▸ **Task brief**
Without the pictures, reproduce the records that follow exactly.

▸ **Data for processing**
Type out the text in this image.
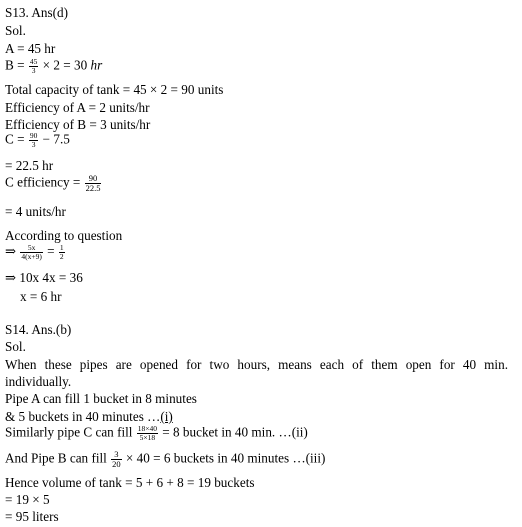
S13. Ans(d)
Sol.
A = 45 hr
$B = \frac{45}{3} \times 2 = 30$ hr
Total capacity of tank = 45 × 2 = 90 units
Efficiency of A = 2 units/hr
Efficiency of B = 3 units/hr
$C = \frac{90}{3} - 7.5$
= 22.5 hr
C efficiency = $\frac{90}{22.5}$
= 4 units/hr
According to question
⇒ $\frac{5x}{4(x+9)} = \frac{1}{2}$
⇒ 10x 4x = 36
x = 6 hr
S14. Ans.(b)
Sol.
When these pipes are opened for two hours, means each of them open for 40 min.
individually.
Pipe A can fill 1 bucket in 8 minutes
& 5 buckets in 40 minutes …(i)
Similarly pipe C can fill $\frac{18\times 40}{5\times 18} = 8$ bucket in 40 min. …(ii)
And Pipe B can fill $\frac{3}{20} \times 40 = 6$ buckets in 40 minutes …(iii)
Hence volume of tank = 5 + 6 + 8 = 19 buckets
= 19 × 5
= 95 liters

▸ **Response to this task**
Type out the text in this image.
S13. Ans(d)
Sol.
A = 45 hr
$B = \frac{45}{3} \times 2 = 30$ hr
Total capacity of tank = 45 × 2 = 90 units
Efficiency of A = 2 units/hr
Efficiency of B = 3 units/hr
$C = \frac{90}{3} - 7.5$
= 22.5 hr
C efficiency = $\frac{90}{22.5}$
= 4 units/hr
According to question
⇒ $\frac{5x}{4(x+9)} = \frac{1}{2}$
⇒ 10x 4x = 36
x = 6 hr
S14. Ans.(b)
Sol.
When these pipes are opened for two hours, means each of them open for 40 min.
individually.
Pipe A can fill 1 bucket in 8 minutes
& 5 buckets in 40 minutes …(i)
Similarly pipe C can fill $\frac{18\times 40}{5\times 18} = 8$ bucket in 40 min. …(ii)
And Pipe B can fill $\frac{3}{20} \times 40 = 6$ buckets in 40 minutes …(iii)
Hence volume of tank = 5 + 6 + 8 = 19 buckets
= 19 × 5
= 95 liters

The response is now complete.